Written problem: Repeat the lines that follow, leaving nothing out.

Supplied records:
------------------------------

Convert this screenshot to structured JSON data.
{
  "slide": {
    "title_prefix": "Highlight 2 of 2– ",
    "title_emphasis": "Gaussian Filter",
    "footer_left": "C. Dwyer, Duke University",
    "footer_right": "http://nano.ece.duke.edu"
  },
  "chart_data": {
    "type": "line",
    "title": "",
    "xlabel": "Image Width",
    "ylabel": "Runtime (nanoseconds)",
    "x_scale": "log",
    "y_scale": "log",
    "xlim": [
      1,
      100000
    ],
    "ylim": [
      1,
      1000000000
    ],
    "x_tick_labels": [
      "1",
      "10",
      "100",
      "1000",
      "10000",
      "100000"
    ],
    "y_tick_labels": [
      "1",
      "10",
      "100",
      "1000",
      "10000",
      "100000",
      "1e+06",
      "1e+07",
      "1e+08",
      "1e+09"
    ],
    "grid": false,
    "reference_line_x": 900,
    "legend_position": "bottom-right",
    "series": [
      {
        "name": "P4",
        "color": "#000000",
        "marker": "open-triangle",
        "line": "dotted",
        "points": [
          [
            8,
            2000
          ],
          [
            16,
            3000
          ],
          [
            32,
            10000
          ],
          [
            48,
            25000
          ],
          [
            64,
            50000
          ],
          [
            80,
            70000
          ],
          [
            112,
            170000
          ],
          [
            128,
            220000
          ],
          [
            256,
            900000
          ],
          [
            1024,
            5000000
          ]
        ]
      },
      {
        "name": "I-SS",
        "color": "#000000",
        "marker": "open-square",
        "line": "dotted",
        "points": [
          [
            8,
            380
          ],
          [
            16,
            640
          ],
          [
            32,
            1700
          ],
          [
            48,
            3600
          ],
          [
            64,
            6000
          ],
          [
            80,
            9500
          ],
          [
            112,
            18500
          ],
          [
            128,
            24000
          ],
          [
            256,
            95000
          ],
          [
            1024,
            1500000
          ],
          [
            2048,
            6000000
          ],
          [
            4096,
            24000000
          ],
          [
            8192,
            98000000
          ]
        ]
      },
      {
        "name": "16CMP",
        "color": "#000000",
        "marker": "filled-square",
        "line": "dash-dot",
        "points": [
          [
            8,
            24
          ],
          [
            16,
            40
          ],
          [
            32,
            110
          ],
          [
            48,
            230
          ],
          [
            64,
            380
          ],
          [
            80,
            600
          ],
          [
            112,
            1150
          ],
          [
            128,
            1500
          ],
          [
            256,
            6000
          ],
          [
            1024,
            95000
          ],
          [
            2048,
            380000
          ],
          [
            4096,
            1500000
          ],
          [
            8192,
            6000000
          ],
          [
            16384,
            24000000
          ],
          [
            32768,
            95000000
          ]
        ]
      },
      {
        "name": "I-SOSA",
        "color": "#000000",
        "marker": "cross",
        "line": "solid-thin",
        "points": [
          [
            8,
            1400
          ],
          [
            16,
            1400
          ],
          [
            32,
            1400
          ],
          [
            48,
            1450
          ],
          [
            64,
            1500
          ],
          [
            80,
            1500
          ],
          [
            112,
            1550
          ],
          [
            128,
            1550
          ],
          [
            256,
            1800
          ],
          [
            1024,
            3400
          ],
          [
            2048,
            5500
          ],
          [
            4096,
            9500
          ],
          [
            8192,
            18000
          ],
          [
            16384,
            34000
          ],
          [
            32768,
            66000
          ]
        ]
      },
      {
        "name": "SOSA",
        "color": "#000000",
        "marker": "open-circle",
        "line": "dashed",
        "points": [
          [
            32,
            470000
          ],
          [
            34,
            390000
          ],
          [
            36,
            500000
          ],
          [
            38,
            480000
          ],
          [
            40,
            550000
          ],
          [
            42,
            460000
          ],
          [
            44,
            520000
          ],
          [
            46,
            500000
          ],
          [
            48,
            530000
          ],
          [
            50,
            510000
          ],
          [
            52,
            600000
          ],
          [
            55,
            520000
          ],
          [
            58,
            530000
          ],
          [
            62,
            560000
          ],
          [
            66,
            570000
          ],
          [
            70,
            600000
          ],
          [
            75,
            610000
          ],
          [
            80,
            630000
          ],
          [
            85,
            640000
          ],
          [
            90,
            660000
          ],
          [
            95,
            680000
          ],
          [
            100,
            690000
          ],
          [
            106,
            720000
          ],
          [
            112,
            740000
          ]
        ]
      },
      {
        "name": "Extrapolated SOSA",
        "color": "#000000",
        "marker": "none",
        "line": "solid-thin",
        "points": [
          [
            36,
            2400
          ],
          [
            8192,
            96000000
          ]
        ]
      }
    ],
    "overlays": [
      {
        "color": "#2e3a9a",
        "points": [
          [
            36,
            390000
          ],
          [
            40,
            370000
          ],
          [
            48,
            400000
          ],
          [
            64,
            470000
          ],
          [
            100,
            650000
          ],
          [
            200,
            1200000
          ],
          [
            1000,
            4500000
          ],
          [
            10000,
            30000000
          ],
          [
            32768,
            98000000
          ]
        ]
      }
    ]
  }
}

------------------------------

Final answer:
Convert this screenshot to structured JSON data.
{
  "slide": {
    "title_prefix": "Highlight 2 of 2– ",
    "title_emphasis": "Gaussian Filter",
    "footer_left": "C. Dwyer, Duke University",
    "footer_right": "http://nano.ece.duke.edu"
  },
  "chart_data": {
    "type": "line",
    "title": "",
    "xlabel": "Image Width",
    "ylabel": "Runtime (nanoseconds)",
    "x_scale": "log",
    "y_scale": "log",
    "xlim": [
      1,
      100000
    ],
    "ylim": [
      1,
      1000000000
    ],
    "x_tick_labels": [
      "1",
      "10",
      "100",
      "1000",
      "10000",
      "100000"
    ],
    "y_tick_labels": [
      "1",
      "10",
      "100",
      "1000",
      "10000",
      "100000",
      "1e+06",
      "1e+07",
      "1e+08",
      "1e+09"
    ],
    "grid": false,
    "reference_line_x": 900,
    "legend_position": "bottom-right",
    "series": [
      {
        "name": "P4",
        "color": "#000000",
        "marker": "open-triangle",
        "line": "dotted",
        "points": [
          [
            8,
            2000
          ],
          [
            16,
            3000
          ],
          [
            32,
            10000
          ],
          [
            48,
            25000
          ],
          [
            64,
            50000
          ],
          [
            80,
            70000
          ],
          [
            112,
            170000
          ],
          [
            128,
            220000
          ],
          [
            256,
            900000
          ],
          [
            1024,
            5000000
          ]
        ]
      },
      {
        "name": "I-SS",
        "color": "#000000",
        "marker": "open-square",
        "line": "dotted",
        "points": [
          [
            8,
            380
          ],
          [
            16,
            640
          ],
          [
            32,
            1700
          ],
          [
            48,
            3600
          ],
          [
            64,
            6000
          ],
          [
            80,
            9500
          ],
          [
            112,
            18500
          ],
          [
            128,
            24000
          ],
          [
            256,
            95000
          ],
          [
            1024,
            1500000
          ],
          [
            2048,
            6000000
          ],
          [
            4096,
            24000000
          ],
          [
            8192,
            98000000
          ]
        ]
      },
      {
        "name": "16CMP",
        "color": "#000000",
        "marker": "filled-square",
        "line": "dash-dot",
        "points": [
          [
            8,
            24
          ],
          [
            16,
            40
          ],
          [
            32,
            110
          ],
          [
            48,
            230
          ],
          [
            64,
            380
          ],
          [
            80,
            600
          ],
          [
            112,
            1150
          ],
          [
            128,
            1500
          ],
          [
            256,
            6000
          ],
          [
            1024,
            95000
          ],
          [
            2048,
            380000
          ],
          [
            4096,
            1500000
          ],
          [
            8192,
            6000000
          ],
          [
            16384,
            24000000
          ],
          [
            32768,
            95000000
          ]
        ]
      },
      {
        "name": "I-SOSA",
        "color": "#000000",
        "marker": "cross",
        "line": "solid-thin",
        "points": [
          [
            8,
            1400
          ],
          [
            16,
            1400
          ],
          [
            32,
            1400
          ],
          [
            48,
            1450
          ],
          [
            64,
            1500
          ],
          [
            80,
            1500
          ],
          [
            112,
            1550
          ],
          [
            128,
            1550
          ],
          [
            256,
            1800
          ],
          [
            1024,
            3400
          ],
          [
            2048,
            5500
          ],
          [
            4096,
            9500
          ],
          [
            8192,
            18000
          ],
          [
            16384,
            34000
          ],
          [
            32768,
            66000
          ]
        ]
      },
      {
        "name": "SOSA",
        "color": "#000000",
        "marker": "open-circle",
        "line": "dashed",
        "points": [
          [
            32,
            470000
          ],
          [
            34,
            390000
          ],
          [
            36,
            500000
          ],
          [
            38,
            480000
          ],
          [
            40,
            550000
          ],
          [
            42,
            460000
          ],
          [
            44,
            520000
          ],
          [
            46,
            500000
          ],
          [
            48,
            530000
          ],
          [
            50,
            510000
          ],
          [
            52,
            600000
          ],
          [
            55,
            520000
          ],
          [
            58,
            530000
          ],
          [
            62,
            560000
          ],
          [
            66,
            570000
          ],
          [
            70,
            600000
          ],
          [
            75,
            610000
          ],
          [
            80,
            630000
          ],
          [
            85,
            640000
          ],
          [
            90,
            660000
          ],
          [
            95,
            680000
          ],
          [
            100,
            690000
          ],
          [
            106,
            720000
          ],
          [
            112,
            740000
          ]
        ]
      },
      {
        "name": "Extrapolated SOSA",
        "color": "#000000",
        "marker": "none",
        "line": "solid-thin",
        "points": [
          [
            36,
            2400
          ],
          [
            8192,
            96000000
          ]
        ]
      }
    ],
    "overlays": [
      {
        "color": "#2e3a9a",
        "points": [
          [
            36,
            390000
          ],
          [
            40,
            370000
          ],
          [
            48,
            400000
          ],
          [
            64,
            470000
          ],
          [
            100,
            650000
          ],
          [
            200,
            1200000
          ],
          [
            1000,
            4500000
          ],
          [
            10000,
            30000000
          ],
          [
            32768,
            98000000
          ]
        ]
      }
    ]
  }
}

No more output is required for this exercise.